Extracted data entries:
····················

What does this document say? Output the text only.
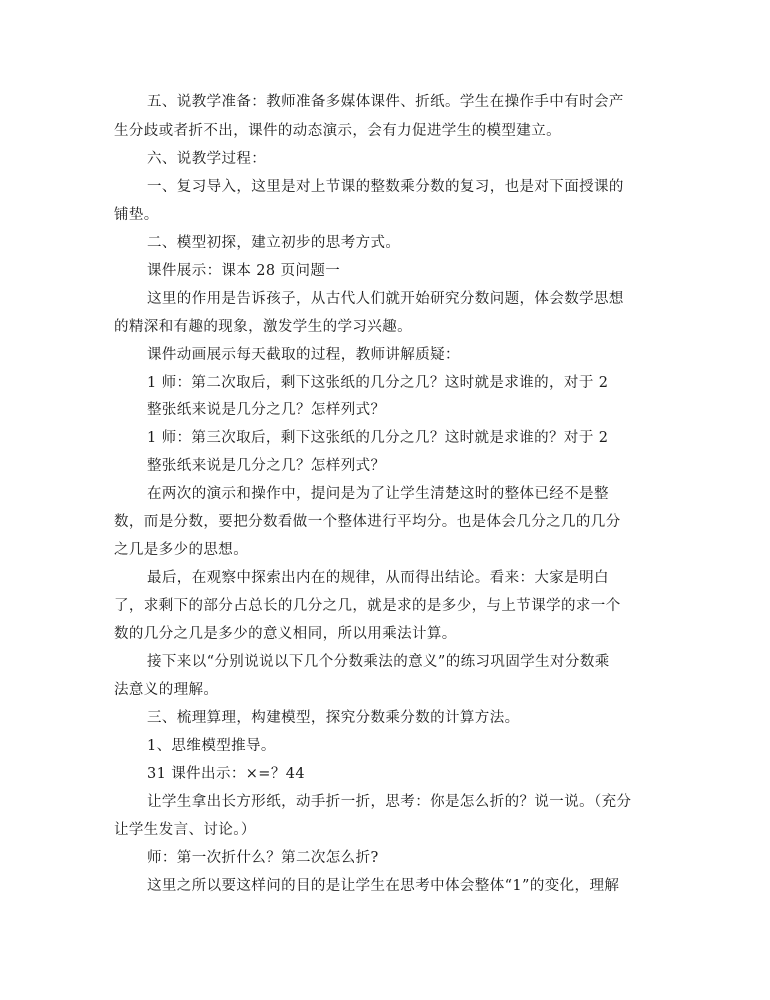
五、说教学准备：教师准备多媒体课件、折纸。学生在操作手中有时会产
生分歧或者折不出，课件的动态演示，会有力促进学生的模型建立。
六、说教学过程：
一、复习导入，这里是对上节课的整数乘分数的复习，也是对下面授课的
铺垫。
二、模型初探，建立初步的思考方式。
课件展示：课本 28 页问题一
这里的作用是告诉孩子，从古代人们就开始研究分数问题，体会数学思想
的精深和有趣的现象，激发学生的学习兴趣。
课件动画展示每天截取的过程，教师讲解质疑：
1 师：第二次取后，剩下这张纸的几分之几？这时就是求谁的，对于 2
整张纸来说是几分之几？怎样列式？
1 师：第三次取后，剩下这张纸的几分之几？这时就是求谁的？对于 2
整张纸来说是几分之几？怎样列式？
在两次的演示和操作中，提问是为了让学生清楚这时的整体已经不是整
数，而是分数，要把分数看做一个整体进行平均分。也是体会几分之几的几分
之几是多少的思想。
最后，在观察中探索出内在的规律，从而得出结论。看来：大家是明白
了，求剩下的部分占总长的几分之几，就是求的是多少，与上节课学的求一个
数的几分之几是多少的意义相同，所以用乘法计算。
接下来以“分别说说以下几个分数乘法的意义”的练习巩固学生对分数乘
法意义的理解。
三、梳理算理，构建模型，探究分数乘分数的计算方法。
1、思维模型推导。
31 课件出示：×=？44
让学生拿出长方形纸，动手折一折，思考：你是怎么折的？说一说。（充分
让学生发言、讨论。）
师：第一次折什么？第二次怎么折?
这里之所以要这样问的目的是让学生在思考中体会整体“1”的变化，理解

····················

*WRITTEN TASK:* All of the material above is to be copied exactly, except for its images.

*SOLUTION:*
What does this document say? Output the text only.
五、说教学准备：教师准备多媒体课件、折纸。学生在操作手中有时会产
生分歧或者折不出，课件的动态演示，会有力促进学生的模型建立。
六、说教学过程：
一、复习导入，这里是对上节课的整数乘分数的复习，也是对下面授课的
铺垫。
二、模型初探，建立初步的思考方式。
课件展示：课本 28 页问题一
这里的作用是告诉孩子，从古代人们就开始研究分数问题，体会数学思想
的精深和有趣的现象，激发学生的学习兴趣。
课件动画展示每天截取的过程，教师讲解质疑：
1 师：第二次取后，剩下这张纸的几分之几？这时就是求谁的，对于 2
整张纸来说是几分之几？怎样列式？
1 师：第三次取后，剩下这张纸的几分之几？这时就是求谁的？对于 2
整张纸来说是几分之几？怎样列式？
在两次的演示和操作中，提问是为了让学生清楚这时的整体已经不是整
数，而是分数，要把分数看做一个整体进行平均分。也是体会几分之几的几分
之几是多少的思想。
最后，在观察中探索出内在的规律，从而得出结论。看来：大家是明白
了，求剩下的部分占总长的几分之几，就是求的是多少，与上节课学的求一个
数的几分之几是多少的意义相同，所以用乘法计算。
接下来以“分别说说以下几个分数乘法的意义”的练习巩固学生对分数乘
法意义的理解。
三、梳理算理，构建模型，探究分数乘分数的计算方法。
1、思维模型推导。
31 课件出示：×=？44
让学生拿出长方形纸，动手折一折，思考：你是怎么折的？说一说。（充分
让学生发言、讨论。）
师：第一次折什么？第二次怎么折?
这里之所以要这样问的目的是让学生在思考中体会整体“1”的变化，理解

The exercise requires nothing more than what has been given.